» **EXTRACTED RECORDS**:

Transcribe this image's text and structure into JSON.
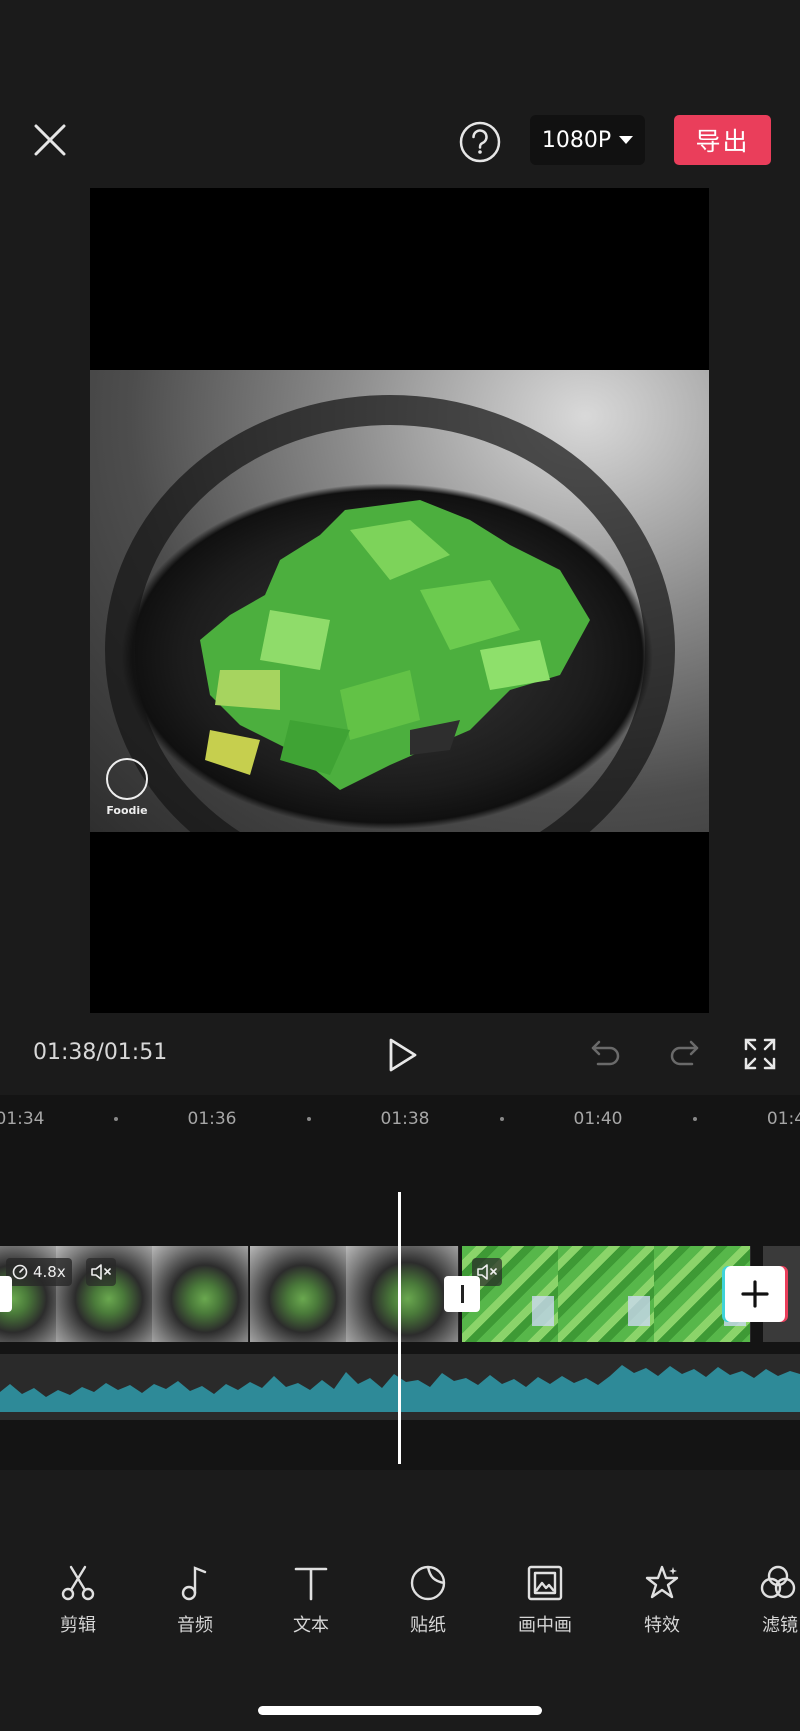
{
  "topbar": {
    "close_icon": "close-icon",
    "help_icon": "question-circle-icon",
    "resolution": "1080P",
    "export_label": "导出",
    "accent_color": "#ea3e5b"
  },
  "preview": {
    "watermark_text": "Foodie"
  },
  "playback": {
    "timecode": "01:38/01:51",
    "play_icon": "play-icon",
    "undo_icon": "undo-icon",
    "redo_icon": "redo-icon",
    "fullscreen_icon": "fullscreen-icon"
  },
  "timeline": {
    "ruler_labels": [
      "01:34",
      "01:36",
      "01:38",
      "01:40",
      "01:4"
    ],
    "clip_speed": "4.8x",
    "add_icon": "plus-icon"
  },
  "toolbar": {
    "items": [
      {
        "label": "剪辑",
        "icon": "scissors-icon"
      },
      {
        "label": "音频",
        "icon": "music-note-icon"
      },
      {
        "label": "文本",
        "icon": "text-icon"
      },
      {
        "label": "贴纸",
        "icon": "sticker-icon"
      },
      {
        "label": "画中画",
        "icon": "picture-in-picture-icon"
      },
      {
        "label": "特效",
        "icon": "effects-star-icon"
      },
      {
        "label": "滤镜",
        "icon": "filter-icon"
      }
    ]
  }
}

==

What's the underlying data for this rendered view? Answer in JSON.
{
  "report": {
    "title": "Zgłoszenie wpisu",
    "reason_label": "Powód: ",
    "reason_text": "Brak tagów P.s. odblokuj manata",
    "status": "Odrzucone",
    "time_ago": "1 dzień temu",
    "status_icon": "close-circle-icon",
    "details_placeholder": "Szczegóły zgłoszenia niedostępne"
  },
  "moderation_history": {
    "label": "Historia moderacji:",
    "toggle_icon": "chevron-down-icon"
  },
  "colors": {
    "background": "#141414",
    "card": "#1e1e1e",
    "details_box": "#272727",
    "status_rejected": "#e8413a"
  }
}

» **PROMPT**:
Check each line of the material above for "close" and say how many lines contain it, giving the number alone.

» **RESPONSE TO THIS TASK**:
2